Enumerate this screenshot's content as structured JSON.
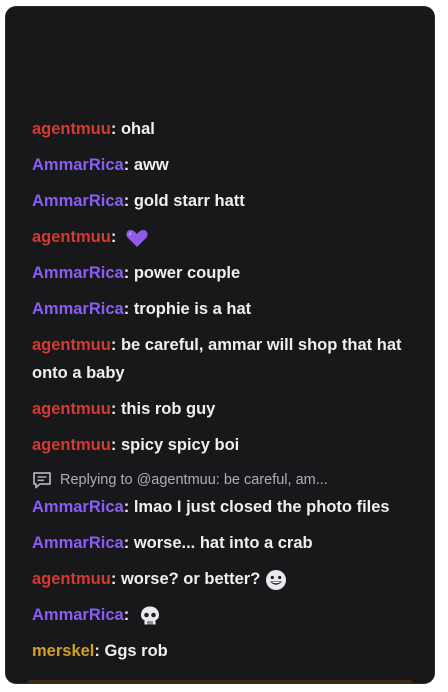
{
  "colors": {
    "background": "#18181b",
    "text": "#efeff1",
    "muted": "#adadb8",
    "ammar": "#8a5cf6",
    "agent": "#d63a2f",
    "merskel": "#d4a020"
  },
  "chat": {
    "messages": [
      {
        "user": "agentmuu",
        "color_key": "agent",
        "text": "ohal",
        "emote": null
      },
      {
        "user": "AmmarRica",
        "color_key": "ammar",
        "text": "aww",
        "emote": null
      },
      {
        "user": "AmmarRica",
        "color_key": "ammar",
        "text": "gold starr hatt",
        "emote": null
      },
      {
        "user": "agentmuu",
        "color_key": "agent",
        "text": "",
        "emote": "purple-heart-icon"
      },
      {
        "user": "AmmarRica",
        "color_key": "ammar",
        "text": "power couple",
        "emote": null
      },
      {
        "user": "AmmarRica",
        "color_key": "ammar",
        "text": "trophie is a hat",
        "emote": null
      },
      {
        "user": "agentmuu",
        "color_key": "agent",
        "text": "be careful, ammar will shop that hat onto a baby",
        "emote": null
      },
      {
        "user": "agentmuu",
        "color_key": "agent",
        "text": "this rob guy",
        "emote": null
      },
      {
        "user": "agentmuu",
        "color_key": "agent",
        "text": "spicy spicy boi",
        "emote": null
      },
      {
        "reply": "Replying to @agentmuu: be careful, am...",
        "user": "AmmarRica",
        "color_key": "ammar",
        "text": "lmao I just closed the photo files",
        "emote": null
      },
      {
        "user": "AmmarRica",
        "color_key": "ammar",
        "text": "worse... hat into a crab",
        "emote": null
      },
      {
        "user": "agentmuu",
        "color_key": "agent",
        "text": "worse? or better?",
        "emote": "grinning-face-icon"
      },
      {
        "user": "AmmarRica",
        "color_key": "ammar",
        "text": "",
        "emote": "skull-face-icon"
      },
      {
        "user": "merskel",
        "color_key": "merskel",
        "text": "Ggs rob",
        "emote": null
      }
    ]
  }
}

---

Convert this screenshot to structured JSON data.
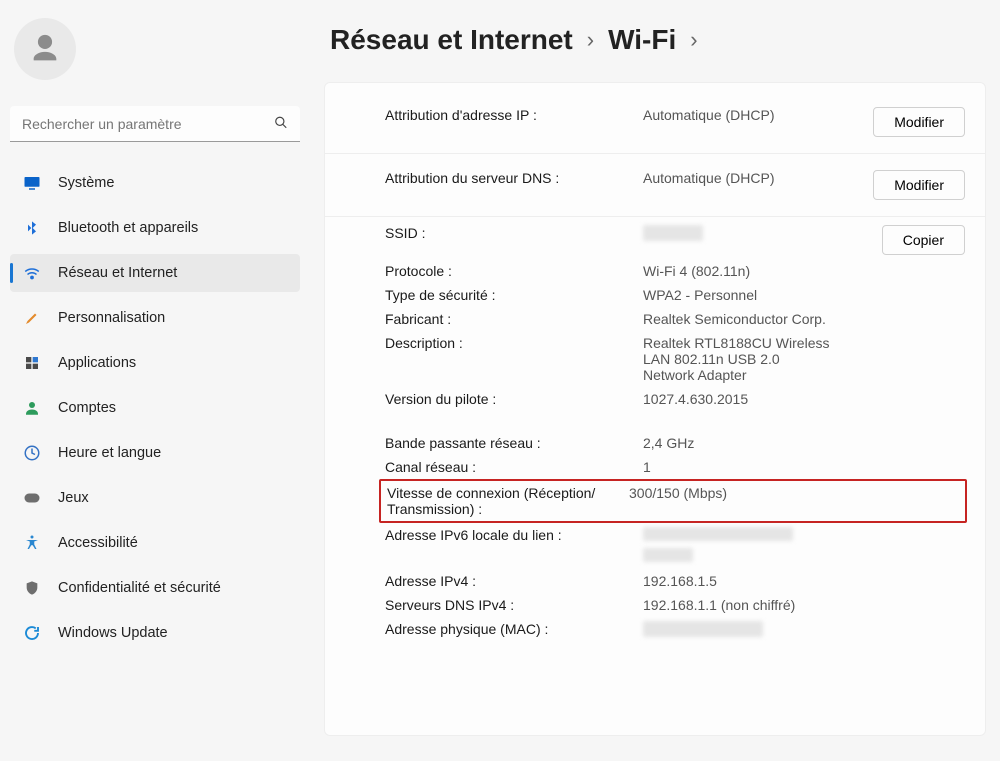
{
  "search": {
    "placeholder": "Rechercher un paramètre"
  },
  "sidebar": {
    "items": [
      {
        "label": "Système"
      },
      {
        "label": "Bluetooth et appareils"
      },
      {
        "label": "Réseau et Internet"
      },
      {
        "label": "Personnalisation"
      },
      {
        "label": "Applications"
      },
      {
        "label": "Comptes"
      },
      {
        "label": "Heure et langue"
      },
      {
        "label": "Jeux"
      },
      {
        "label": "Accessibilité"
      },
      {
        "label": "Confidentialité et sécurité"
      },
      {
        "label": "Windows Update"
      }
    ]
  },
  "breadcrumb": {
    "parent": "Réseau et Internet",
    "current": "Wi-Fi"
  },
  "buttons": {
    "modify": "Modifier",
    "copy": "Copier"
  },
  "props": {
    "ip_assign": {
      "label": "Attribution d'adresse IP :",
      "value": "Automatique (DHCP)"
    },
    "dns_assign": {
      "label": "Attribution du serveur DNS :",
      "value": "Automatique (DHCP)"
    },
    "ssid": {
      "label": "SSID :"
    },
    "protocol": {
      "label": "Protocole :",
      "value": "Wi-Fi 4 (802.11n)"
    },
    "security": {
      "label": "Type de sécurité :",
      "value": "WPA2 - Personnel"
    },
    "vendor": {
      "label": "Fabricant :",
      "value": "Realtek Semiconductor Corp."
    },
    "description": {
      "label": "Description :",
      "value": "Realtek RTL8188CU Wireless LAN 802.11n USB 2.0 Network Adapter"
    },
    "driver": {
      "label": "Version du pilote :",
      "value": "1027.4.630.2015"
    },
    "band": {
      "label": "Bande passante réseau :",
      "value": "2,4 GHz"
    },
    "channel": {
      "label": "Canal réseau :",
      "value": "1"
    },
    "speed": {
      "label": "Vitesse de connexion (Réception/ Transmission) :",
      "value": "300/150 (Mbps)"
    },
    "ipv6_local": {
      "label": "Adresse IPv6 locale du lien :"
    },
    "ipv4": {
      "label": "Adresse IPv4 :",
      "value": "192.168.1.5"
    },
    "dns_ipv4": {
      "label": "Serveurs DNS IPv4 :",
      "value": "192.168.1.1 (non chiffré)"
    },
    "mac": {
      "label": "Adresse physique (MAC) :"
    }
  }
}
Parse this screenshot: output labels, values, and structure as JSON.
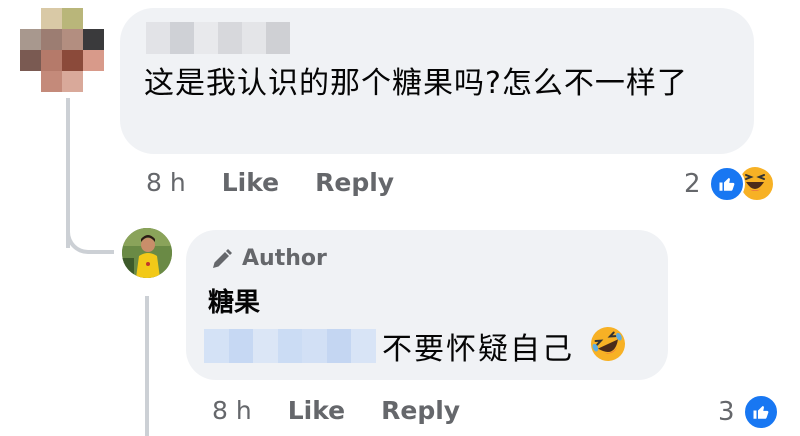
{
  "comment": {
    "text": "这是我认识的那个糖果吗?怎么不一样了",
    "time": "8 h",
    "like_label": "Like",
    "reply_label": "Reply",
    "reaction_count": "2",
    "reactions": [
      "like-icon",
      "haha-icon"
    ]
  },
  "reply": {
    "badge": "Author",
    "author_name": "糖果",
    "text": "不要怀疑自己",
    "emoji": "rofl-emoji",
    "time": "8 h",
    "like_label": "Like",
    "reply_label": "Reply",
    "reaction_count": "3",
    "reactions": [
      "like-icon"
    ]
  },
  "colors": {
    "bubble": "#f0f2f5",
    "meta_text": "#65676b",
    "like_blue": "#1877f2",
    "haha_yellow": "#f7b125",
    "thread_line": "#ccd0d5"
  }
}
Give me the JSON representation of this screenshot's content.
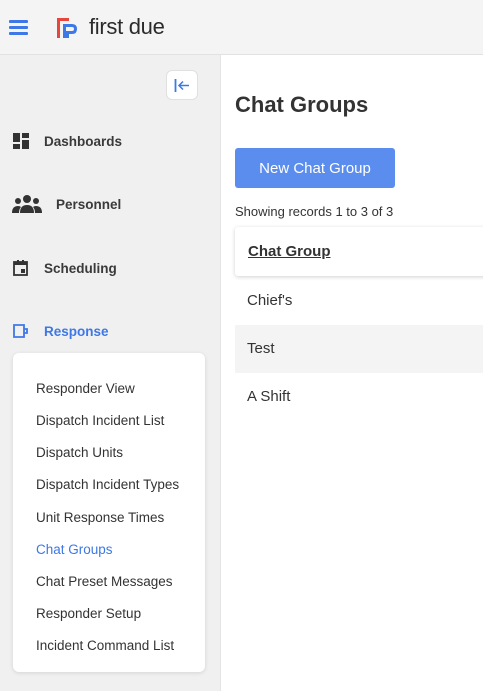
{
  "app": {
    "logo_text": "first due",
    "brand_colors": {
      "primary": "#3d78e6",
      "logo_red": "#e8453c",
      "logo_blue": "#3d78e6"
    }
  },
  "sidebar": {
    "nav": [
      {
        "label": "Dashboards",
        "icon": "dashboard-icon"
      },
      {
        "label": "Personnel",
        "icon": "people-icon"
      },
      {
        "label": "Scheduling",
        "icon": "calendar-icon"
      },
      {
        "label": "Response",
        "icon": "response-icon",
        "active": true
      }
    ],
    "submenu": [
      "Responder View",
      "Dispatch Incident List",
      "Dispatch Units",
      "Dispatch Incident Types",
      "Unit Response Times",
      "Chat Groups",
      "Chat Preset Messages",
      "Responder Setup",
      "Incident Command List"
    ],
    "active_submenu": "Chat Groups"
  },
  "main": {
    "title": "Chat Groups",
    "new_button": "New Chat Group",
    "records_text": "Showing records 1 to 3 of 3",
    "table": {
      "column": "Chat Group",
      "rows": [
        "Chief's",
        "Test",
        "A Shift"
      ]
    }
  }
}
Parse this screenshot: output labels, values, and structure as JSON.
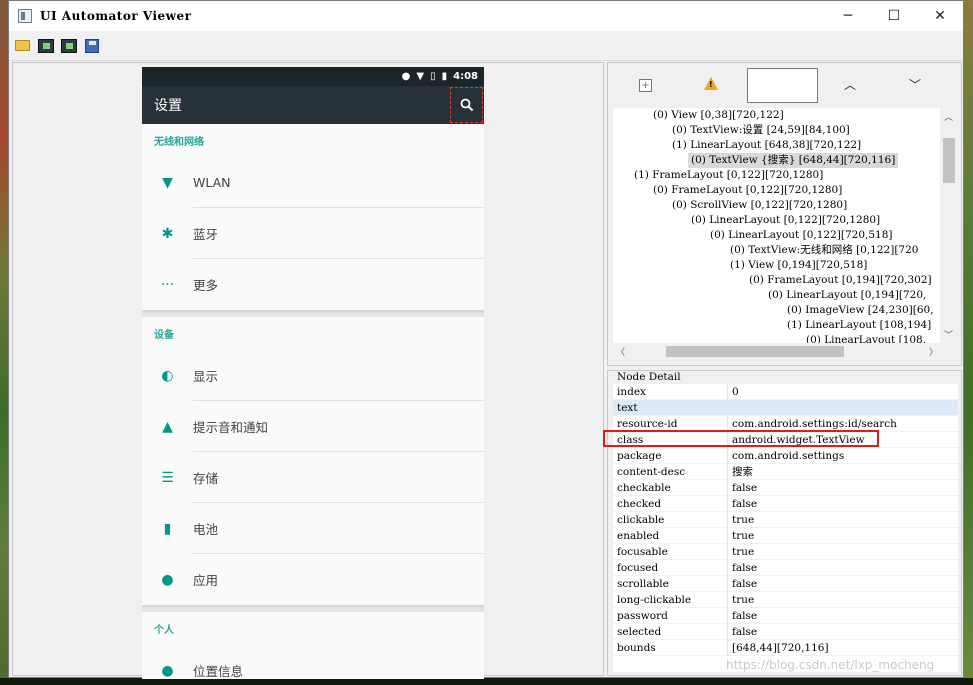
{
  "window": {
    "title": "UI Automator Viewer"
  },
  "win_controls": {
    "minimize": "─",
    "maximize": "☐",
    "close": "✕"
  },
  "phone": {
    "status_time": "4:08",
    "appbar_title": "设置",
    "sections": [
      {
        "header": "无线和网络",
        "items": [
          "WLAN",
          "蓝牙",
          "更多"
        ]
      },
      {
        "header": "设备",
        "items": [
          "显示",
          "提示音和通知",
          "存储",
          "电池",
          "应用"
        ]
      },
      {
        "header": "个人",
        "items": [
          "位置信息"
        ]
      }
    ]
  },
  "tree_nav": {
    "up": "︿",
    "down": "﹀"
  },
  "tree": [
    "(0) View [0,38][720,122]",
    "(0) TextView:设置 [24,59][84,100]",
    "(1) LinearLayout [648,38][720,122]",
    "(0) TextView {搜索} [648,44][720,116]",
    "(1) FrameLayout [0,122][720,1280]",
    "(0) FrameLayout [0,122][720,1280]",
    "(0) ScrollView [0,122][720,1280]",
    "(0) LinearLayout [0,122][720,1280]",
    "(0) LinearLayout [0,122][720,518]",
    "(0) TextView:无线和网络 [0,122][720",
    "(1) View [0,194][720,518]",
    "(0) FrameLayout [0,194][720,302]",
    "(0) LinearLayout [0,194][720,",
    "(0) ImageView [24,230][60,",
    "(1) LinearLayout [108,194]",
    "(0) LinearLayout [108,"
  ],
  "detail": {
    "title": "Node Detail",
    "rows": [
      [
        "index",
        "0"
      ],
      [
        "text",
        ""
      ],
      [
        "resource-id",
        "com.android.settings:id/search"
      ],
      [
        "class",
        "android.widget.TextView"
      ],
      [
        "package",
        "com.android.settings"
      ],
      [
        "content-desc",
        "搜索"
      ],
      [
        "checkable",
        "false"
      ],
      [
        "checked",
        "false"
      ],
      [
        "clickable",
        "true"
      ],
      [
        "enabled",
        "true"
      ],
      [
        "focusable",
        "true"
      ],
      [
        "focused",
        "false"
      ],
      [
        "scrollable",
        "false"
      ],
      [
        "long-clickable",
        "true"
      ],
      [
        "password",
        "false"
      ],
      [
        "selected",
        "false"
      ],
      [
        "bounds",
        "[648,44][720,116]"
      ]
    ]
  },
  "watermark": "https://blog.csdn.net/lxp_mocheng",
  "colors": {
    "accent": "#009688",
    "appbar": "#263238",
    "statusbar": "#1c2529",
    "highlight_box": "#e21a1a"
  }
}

...

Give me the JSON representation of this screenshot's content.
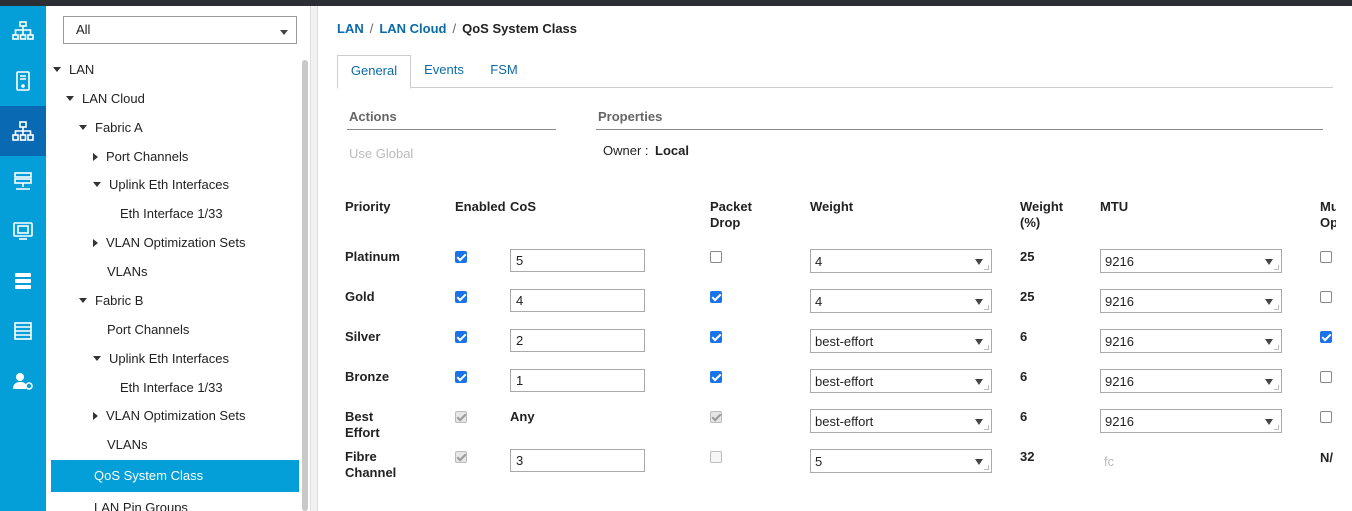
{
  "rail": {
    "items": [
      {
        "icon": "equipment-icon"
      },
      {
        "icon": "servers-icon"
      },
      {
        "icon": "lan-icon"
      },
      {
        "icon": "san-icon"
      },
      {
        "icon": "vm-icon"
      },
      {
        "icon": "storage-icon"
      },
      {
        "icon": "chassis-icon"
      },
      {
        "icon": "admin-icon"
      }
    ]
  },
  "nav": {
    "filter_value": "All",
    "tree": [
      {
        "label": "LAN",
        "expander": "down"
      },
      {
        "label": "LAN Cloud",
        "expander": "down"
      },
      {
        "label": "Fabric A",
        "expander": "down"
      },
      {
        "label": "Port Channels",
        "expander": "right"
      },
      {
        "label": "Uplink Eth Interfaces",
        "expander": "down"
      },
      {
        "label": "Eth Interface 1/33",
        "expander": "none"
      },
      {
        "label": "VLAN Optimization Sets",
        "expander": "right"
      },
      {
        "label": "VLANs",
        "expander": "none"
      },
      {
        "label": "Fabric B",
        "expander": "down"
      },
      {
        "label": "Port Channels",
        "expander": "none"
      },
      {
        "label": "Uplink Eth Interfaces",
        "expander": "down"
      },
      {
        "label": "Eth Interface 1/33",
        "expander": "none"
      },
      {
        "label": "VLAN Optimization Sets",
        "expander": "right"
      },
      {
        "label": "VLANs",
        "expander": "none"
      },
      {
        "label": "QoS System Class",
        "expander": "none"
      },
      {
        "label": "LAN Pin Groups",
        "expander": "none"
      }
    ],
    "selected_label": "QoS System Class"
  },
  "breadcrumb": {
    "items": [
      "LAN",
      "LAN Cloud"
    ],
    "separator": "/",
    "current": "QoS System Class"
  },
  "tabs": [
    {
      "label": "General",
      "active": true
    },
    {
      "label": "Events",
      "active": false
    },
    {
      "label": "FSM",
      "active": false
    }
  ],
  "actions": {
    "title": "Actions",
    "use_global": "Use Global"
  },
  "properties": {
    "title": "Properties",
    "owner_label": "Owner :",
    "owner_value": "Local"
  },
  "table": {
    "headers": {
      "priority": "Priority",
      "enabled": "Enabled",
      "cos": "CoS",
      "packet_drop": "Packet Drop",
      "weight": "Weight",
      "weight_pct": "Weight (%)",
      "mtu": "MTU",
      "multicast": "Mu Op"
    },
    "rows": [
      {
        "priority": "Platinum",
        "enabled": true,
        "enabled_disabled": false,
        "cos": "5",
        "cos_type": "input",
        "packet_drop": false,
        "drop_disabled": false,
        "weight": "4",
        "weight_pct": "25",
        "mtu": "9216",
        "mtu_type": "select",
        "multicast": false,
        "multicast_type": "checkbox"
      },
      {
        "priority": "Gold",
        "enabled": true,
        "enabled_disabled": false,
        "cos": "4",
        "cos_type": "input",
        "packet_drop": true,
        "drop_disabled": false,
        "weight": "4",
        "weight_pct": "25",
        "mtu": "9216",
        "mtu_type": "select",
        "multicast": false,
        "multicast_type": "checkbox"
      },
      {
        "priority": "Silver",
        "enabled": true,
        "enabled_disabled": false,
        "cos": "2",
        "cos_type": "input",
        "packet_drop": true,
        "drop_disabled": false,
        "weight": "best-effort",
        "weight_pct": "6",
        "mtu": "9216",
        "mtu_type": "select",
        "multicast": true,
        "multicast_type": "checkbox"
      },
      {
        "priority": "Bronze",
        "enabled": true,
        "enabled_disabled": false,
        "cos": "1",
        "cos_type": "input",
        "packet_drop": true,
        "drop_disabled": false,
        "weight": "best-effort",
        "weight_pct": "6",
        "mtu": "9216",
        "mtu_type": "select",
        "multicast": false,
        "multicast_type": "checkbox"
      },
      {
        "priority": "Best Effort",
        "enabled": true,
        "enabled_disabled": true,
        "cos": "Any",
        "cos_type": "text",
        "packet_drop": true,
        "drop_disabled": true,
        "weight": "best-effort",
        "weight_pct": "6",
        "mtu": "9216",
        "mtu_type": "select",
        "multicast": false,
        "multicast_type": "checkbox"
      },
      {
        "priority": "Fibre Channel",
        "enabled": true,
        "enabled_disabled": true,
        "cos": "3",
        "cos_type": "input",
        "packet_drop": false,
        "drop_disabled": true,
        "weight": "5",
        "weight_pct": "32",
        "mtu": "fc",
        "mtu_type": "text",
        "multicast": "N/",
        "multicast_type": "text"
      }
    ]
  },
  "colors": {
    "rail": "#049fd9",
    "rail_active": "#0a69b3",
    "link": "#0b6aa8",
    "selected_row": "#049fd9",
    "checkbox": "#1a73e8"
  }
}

AIM OF THE TASK :: Gather each line in these records that contains the string "careful".

THE OUTPUT ::
        "text": "be careful, ammar will shop that hat onto a baby",
        "reply": "Replying to @agentmuu: be careful, am...",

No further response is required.